Therefore, without intelligence there is no rational life : and things are only good in so far as they aid man in his enjoyment of the intellectual life, which is defined by intelligence. Contrariwise, whatsoever things hinder man's perfecting of his reason and capability to enjoy the rational life are alone called evil.

As all things whereof man is the efficient cause are necessarily good, no evil can befall man except through external causes; namely, by virtue of man being a part of universal nature, whose laws human nature is compelled to obey, and to conform to in almost infinite ways.

It is impossible that man should not be a part of nature, or that he should not follow her general order: but if he be thrown among individuals whose nature is in harmony with his own, his power of action will thereby be aided and fostered; whereas, if he be thrown among such as are but very little in harmony with his nature, he will hardly be able to accommodate himself to them without undergoing a great change himself.

Whatsoever in nature we deem to be evil, or to be capable of injuring our faculty for existing and enjoying the rational life, we may endeavor to remove in whatever way seems safest to us; on the other hand, whatsoever we deem to be good or useful for preserving our being, and enabling us to enjoy the rational life, we may appropriate to our use and employ as we think best. Every one without exception may, by sovereign right of nature, do whatsoever he thinks will advance his own interest.

Nothing can be in more harmony with the nature of any given thing than other individuals of the same species; therefore for man, in the preservation of his being and the enjoyment of the rational life, there is nothing more useful than his fellowman who is led by reason. Further, as we know not anything among individual things which is more excellent than a man led by reason, no man can better display the power of his skill and disposition than in so training man that they come at last to live under the dominion of their own reason.

In so far as men are influenced by envy or any kind of hatred, one towards another, they are at variance, and are therefore to be feared in proportion as they are more powerful than their fellows.

Yet minds are not conquered by force, but by love and high-mindedness.

It is before all things useful to men to associate their ways of life, to bind themselves together with such bonds as they think most fitted to gather them all into unity, and generally to do whatsoever serves to strengthen friendship.

But for this there is need of skill and watchfulness. For men are diverse (seeing that those who live under the guidance of reason are few), yet are they generally envious, and more prone to revenge than to sympathy. No small force of character is therefore required to take every one as he is, and to restrain one's self from imitating the emotions of others. But those who carp at mankind, and are more skilled in railing advice than instilling virtue, and who break rather than strengthen men's dispositions, are hurtful both to themselves and others. Thus many, from too great impatience of spirit, or from misguided religious zeal, have preferred to live among brutes rather than among men as boys or youths, who cannot peaceably endure the chidings of their parents, will enlist as soldiers and choose the hardships of war and the despotic discipline, in preference to the comforts of home and the admonitions of their father; suffering any burden to be put upon them, so long as they may spite their parents.

Those things which beget harmony are such as are attributable to justice, equity, and honorable living. For men brook ill not only what is unjust or iniquitous, but also what is reckoned disgraceful, or that a man should slight the received customs of their society. For winning love those qualities are especially necessary which have regard to religion and piety.

================

▶ **BRIEF**
Answer these from the passage on reason and the rational life:
1. Through what alone can evil befall man?
2. By what are minds conquered?
3. What is most useful to man for preserving his being and enjoying the rational life?
The listing that follows has no connection to the passage on reason and the rational life.

================

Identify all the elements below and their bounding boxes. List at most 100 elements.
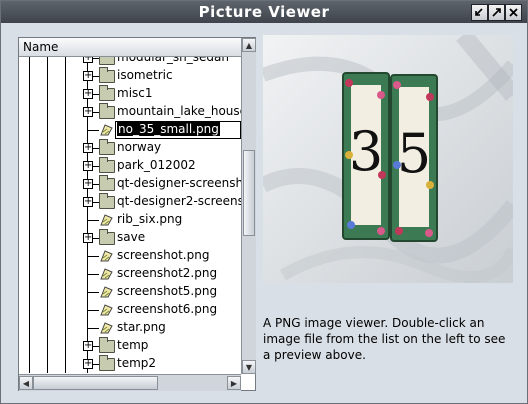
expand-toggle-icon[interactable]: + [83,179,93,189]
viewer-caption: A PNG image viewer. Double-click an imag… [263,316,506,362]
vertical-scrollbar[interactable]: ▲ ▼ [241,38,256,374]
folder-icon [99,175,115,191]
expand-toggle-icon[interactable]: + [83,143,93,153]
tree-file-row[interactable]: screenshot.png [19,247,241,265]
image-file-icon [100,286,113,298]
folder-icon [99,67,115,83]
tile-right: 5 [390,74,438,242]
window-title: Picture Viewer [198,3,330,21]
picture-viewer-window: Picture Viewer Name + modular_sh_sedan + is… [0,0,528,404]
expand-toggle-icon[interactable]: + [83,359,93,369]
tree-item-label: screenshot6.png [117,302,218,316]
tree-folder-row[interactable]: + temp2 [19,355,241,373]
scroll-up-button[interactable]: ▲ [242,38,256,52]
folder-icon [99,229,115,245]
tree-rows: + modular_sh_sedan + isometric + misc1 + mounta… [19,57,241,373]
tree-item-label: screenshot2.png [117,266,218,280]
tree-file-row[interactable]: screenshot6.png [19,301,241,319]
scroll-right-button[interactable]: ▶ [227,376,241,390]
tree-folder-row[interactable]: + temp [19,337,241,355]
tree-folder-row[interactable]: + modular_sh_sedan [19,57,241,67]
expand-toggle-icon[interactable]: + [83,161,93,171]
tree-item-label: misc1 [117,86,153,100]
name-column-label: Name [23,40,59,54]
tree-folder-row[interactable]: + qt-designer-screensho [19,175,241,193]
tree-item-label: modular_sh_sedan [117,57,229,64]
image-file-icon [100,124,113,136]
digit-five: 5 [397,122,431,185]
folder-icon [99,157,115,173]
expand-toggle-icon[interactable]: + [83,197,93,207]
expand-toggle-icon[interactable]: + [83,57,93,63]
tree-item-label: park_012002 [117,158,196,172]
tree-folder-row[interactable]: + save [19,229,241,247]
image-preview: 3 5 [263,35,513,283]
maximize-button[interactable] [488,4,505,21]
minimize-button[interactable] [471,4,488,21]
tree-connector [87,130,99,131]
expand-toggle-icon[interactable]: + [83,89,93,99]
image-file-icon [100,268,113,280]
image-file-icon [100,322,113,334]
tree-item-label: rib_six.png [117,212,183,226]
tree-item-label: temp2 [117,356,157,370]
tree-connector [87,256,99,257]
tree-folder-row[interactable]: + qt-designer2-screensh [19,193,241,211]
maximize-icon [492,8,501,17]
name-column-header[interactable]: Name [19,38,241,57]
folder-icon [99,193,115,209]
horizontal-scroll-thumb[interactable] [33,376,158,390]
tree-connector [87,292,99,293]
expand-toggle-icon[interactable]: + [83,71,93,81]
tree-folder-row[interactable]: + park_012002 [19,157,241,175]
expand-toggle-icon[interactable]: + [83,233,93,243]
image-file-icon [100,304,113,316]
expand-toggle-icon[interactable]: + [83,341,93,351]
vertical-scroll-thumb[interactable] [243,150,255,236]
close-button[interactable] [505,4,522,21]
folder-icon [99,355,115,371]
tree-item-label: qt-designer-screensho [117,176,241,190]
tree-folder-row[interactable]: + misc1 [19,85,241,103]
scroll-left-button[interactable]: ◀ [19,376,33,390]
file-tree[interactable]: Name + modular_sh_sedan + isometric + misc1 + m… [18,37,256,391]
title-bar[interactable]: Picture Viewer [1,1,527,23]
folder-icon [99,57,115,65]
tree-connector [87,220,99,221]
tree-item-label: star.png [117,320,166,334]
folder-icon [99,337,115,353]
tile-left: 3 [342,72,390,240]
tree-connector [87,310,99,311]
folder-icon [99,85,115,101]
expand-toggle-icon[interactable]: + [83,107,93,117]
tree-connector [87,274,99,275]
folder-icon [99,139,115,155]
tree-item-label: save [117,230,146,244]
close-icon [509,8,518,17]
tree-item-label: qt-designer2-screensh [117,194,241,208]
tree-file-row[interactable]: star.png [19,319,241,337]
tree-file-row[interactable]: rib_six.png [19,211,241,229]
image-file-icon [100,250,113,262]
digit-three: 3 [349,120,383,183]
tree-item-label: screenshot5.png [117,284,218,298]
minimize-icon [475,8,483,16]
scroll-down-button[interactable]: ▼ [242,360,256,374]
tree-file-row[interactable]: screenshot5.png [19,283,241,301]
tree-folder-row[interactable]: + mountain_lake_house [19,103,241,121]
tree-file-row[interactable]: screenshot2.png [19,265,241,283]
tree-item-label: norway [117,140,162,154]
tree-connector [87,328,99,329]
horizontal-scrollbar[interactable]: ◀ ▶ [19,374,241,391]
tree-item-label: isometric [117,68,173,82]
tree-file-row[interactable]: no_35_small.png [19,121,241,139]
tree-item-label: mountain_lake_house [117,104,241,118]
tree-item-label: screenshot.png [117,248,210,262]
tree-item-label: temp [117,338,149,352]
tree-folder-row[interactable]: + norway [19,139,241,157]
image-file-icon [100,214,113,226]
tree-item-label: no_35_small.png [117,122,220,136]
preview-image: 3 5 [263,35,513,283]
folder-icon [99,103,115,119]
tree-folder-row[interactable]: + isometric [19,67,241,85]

================

▶ **SOLUTION FOR THIS TASK**
1. Through external causes.
2. By love and high-mindedness.
3. His fellowman who is led by reason.